WHAT THE EXERCISE ASKS. Copy each line of the records that holds the string "this".

[Data records]
________

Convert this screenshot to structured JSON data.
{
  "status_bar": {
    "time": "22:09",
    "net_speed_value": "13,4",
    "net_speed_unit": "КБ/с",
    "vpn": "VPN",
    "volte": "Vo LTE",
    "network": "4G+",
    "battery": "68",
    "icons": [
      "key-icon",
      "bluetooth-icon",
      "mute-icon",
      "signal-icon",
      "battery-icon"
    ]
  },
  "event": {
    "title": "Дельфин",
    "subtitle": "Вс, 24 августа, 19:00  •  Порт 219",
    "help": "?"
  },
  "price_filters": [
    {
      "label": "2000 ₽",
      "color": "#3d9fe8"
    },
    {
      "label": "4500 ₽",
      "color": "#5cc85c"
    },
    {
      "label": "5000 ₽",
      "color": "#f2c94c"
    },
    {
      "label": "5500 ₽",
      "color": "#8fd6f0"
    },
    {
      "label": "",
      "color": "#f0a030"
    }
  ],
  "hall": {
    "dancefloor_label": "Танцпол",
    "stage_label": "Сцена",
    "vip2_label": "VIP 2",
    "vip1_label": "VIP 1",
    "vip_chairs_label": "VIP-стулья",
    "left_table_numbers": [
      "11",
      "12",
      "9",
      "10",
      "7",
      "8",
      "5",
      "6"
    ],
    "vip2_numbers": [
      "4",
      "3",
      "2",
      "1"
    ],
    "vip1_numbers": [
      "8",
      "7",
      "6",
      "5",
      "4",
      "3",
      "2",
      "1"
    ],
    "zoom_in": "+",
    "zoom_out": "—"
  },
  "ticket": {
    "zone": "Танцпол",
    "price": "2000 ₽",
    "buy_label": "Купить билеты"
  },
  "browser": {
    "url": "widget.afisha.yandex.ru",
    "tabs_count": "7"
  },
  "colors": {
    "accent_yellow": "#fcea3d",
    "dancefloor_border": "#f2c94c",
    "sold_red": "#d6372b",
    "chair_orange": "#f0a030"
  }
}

________

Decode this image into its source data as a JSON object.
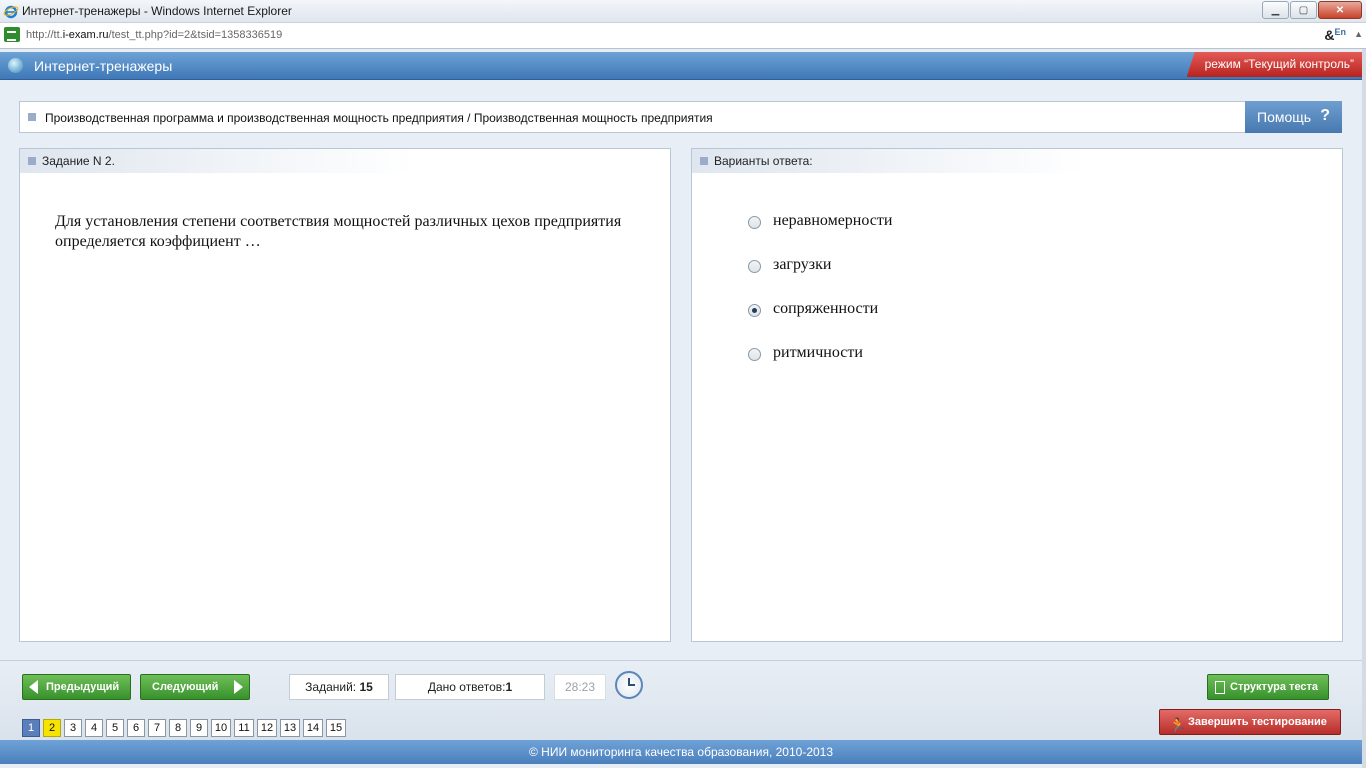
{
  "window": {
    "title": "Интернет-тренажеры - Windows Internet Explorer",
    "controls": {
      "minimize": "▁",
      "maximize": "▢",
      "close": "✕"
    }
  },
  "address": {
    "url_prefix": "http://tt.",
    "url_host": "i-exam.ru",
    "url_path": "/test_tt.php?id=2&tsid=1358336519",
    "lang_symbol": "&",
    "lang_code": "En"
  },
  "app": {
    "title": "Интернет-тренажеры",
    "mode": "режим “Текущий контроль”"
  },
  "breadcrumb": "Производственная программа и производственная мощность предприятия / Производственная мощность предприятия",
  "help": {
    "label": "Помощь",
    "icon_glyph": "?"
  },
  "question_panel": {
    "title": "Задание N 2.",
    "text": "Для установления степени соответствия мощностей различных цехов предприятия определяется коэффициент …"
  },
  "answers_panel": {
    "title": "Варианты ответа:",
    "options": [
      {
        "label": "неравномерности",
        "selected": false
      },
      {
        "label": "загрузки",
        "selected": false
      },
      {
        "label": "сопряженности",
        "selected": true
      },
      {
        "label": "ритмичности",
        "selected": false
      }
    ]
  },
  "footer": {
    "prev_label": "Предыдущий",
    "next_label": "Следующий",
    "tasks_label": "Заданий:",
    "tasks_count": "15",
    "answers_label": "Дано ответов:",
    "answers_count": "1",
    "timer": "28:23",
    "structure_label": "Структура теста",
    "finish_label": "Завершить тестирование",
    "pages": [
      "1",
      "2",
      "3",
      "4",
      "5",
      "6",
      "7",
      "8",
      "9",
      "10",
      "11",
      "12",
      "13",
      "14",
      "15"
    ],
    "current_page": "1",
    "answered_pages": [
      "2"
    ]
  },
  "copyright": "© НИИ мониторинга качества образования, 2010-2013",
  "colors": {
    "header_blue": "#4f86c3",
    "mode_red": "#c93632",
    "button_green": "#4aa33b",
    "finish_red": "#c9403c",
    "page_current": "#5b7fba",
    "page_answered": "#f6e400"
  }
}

________

WRITTEN REPLY.
Convert this screenshot to structured JSON data.
Decode this image into its source data as a JSON object.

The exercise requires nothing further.